Write out each line of the material again, word for word.

— Begin Data shown —

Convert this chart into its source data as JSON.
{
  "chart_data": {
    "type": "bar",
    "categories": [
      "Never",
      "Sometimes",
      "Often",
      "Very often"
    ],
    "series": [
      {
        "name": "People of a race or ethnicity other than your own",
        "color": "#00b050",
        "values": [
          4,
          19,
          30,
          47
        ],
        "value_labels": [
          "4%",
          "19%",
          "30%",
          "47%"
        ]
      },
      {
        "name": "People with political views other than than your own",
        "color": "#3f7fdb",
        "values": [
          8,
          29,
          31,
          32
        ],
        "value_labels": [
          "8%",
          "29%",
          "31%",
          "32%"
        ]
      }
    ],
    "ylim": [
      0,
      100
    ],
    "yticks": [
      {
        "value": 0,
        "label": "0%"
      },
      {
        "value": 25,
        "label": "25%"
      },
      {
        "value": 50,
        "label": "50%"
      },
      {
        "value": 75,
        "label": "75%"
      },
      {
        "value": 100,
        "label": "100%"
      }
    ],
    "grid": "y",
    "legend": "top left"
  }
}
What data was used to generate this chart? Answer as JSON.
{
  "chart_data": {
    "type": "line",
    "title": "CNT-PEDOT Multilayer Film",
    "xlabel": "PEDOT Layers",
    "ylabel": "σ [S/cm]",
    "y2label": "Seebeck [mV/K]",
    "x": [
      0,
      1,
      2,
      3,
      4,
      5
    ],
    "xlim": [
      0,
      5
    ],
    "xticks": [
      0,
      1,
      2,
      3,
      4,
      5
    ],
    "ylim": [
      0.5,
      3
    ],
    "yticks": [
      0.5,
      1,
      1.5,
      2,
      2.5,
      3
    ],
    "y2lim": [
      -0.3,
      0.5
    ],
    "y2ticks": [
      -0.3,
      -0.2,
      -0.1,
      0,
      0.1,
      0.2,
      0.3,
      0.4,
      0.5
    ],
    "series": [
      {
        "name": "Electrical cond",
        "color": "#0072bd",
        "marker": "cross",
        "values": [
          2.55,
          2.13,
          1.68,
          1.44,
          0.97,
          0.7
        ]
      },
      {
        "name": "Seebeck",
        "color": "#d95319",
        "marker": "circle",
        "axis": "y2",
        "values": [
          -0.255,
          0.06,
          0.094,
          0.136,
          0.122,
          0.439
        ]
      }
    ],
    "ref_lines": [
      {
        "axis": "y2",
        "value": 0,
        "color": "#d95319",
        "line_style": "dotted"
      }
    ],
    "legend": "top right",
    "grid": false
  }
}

— End Data shown —

- [Exercise output]
Convert this chart into its source data as JSON.
{
  "chart_data": {
    "type": "bar",
    "categories": [
      "Never",
      "Sometimes",
      "Often",
      "Very often"
    ],
    "series": [
      {
        "name": "People of a race or ethnicity other than your own",
        "color": "#00b050",
        "values": [
          4,
          19,
          30,
          47
        ],
        "value_labels": [
          "4%",
          "19%",
          "30%",
          "47%"
        ]
      },
      {
        "name": "People with political views other than than your own",
        "color": "#3f7fdb",
        "values": [
          8,
          29,
          31,
          32
        ],
        "value_labels": [
          "8%",
          "29%",
          "31%",
          "32%"
        ]
      }
    ],
    "ylim": [
      0,
      100
    ],
    "yticks": [
      {
        "value": 0,
        "label": "0%"
      },
      {
        "value": 25,
        "label": "25%"
      },
      {
        "value": 50,
        "label": "50%"
      },
      {
        "value": 75,
        "label": "75%"
      },
      {
        "value": 100,
        "label": "100%"
      }
    ],
    "grid": "y",
    "legend": "top left"
  }
}
What data was used to generate this chart? Answer as JSON.
{
  "chart_data": {
    "type": "line",
    "title": "CNT-PEDOT Multilayer Film",
    "xlabel": "PEDOT Layers",
    "ylabel": "σ [S/cm]",
    "y2label": "Seebeck [mV/K]",
    "x": [
      0,
      1,
      2,
      3,
      4,
      5
    ],
    "xlim": [
      0,
      5
    ],
    "xticks": [
      0,
      1,
      2,
      3,
      4,
      5
    ],
    "ylim": [
      0.5,
      3
    ],
    "yticks": [
      0.5,
      1,
      1.5,
      2,
      2.5,
      3
    ],
    "y2lim": [
      -0.3,
      0.5
    ],
    "y2ticks": [
      -0.3,
      -0.2,
      -0.1,
      0,
      0.1,
      0.2,
      0.3,
      0.4,
      0.5
    ],
    "series": [
      {
        "name": "Electrical cond",
        "color": "#0072bd",
        "marker": "cross",
        "values": [
          2.55,
          2.13,
          1.68,
          1.44,
          0.97,
          0.7
        ]
      },
      {
        "name": "Seebeck",
        "color": "#d95319",
        "marker": "circle",
        "axis": "y2",
        "values": [
          -0.255,
          0.06,
          0.094,
          0.136,
          0.122,
          0.439
        ]
      }
    ],
    "ref_lines": [
      {
        "axis": "y2",
        "value": 0,
        "color": "#d95319",
        "line_style": "dotted"
      }
    ],
    "legend": "top right",
    "grid": false
  }
}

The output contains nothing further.